## REQUIRED WORK:
List each line in which the string "type" appears.

──────── DATA EXTRACT ────────

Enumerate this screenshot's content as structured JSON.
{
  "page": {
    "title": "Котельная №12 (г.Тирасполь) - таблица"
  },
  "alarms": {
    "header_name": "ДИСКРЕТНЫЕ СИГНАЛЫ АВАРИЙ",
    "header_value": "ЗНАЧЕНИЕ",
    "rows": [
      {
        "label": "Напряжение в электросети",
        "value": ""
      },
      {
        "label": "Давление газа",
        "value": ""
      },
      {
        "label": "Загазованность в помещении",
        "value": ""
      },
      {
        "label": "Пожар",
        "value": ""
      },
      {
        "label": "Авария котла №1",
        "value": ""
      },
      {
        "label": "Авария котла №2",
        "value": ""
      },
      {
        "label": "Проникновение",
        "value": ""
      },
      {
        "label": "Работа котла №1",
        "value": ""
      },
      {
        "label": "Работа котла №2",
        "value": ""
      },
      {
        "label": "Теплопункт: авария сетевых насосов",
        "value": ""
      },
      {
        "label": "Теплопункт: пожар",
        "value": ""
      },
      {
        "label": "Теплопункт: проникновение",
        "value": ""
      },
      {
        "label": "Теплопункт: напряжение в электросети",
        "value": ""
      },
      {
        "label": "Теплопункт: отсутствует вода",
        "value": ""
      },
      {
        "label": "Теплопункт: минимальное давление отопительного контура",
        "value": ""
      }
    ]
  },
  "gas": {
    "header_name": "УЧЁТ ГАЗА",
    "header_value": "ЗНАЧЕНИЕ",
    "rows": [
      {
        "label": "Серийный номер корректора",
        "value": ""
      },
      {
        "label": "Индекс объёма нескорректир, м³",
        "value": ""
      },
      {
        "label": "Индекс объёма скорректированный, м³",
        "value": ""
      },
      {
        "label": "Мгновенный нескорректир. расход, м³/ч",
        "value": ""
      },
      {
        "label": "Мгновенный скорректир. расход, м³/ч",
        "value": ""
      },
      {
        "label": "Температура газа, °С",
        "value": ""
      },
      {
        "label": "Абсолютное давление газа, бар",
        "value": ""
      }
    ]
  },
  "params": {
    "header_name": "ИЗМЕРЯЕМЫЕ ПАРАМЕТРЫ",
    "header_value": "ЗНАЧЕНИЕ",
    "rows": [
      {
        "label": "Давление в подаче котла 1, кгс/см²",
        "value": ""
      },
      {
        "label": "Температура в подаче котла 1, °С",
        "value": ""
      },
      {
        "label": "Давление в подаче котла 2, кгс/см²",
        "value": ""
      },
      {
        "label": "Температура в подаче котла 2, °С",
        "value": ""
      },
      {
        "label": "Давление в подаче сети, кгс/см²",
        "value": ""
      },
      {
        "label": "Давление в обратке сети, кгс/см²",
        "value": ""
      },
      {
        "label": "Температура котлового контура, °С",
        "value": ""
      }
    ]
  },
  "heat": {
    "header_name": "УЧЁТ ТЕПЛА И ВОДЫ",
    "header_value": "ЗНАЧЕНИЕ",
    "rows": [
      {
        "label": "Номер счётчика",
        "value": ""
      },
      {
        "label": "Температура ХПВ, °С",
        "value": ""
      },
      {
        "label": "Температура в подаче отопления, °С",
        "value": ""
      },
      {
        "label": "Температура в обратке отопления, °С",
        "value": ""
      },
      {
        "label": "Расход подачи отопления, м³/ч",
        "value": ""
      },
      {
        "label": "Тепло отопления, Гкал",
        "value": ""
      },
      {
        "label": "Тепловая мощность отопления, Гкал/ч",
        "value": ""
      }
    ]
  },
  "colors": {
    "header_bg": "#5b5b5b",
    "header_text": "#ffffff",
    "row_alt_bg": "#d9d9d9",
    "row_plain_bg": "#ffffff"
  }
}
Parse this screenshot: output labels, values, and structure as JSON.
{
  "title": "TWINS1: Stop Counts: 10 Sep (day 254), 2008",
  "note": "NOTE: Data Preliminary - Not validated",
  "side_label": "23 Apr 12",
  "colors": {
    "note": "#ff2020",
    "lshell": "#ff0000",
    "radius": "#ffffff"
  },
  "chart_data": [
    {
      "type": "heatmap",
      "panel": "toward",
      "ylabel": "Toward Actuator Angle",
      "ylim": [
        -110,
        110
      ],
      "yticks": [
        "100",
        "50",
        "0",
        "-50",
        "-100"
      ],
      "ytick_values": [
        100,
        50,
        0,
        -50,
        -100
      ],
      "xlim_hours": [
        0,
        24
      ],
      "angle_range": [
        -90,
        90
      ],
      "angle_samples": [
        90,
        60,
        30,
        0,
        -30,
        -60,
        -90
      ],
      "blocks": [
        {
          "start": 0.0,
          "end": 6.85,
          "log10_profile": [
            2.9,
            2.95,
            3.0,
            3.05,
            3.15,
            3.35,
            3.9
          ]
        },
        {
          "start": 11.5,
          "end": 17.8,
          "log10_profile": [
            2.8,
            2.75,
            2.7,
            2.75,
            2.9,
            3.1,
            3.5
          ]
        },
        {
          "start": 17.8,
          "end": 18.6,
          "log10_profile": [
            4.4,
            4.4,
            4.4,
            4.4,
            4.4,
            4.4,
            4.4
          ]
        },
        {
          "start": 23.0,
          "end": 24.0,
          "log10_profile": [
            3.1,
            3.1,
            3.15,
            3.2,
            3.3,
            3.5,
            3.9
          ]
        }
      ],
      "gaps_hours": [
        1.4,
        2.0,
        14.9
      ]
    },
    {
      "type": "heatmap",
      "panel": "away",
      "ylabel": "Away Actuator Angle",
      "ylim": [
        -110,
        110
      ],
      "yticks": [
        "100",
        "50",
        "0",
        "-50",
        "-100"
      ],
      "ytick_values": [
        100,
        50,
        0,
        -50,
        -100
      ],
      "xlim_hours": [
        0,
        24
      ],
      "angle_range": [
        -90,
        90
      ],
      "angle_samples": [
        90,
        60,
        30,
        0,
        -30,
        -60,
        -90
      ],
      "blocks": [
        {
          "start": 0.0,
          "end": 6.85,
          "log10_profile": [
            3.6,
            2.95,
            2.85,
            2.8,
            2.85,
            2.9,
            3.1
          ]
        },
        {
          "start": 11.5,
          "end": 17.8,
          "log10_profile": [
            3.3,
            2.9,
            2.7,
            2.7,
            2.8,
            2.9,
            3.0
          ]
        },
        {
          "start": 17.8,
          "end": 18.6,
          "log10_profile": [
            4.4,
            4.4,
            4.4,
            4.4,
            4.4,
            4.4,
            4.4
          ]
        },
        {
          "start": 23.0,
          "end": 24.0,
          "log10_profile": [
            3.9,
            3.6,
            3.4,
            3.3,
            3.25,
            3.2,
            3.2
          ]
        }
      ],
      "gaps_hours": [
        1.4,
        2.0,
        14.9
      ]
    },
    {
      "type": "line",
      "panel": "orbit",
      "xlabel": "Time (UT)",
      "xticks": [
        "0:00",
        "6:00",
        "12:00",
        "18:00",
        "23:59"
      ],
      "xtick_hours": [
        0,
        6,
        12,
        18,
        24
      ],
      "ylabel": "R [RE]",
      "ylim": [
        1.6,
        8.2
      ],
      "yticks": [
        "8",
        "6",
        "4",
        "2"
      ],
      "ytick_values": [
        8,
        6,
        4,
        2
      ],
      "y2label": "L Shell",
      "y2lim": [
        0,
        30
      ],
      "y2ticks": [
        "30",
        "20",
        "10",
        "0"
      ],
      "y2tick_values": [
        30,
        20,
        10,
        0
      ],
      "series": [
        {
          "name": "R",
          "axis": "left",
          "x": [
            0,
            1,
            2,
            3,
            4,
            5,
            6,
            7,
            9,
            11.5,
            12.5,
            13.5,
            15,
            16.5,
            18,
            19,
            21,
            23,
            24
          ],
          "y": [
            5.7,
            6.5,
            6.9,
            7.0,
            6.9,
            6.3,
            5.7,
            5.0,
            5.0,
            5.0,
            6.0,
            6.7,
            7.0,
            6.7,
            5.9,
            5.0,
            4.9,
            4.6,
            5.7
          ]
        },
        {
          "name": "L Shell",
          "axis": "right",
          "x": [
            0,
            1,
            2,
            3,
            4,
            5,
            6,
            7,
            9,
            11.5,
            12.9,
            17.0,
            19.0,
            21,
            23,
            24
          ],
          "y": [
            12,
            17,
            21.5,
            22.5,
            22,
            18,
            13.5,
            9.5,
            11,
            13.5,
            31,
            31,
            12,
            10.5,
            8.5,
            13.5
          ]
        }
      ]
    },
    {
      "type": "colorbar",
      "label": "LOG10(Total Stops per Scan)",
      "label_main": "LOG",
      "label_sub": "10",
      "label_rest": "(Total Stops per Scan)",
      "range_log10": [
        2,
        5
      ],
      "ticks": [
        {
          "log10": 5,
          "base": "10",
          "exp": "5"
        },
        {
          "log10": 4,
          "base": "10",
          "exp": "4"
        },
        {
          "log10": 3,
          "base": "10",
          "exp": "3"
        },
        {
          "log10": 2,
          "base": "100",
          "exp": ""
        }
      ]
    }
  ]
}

────────

## PROBLEM SOLUTION:
      "type": "heatmap",
      "type": "heatmap",
      "type": "line",
      "type": "colorbar",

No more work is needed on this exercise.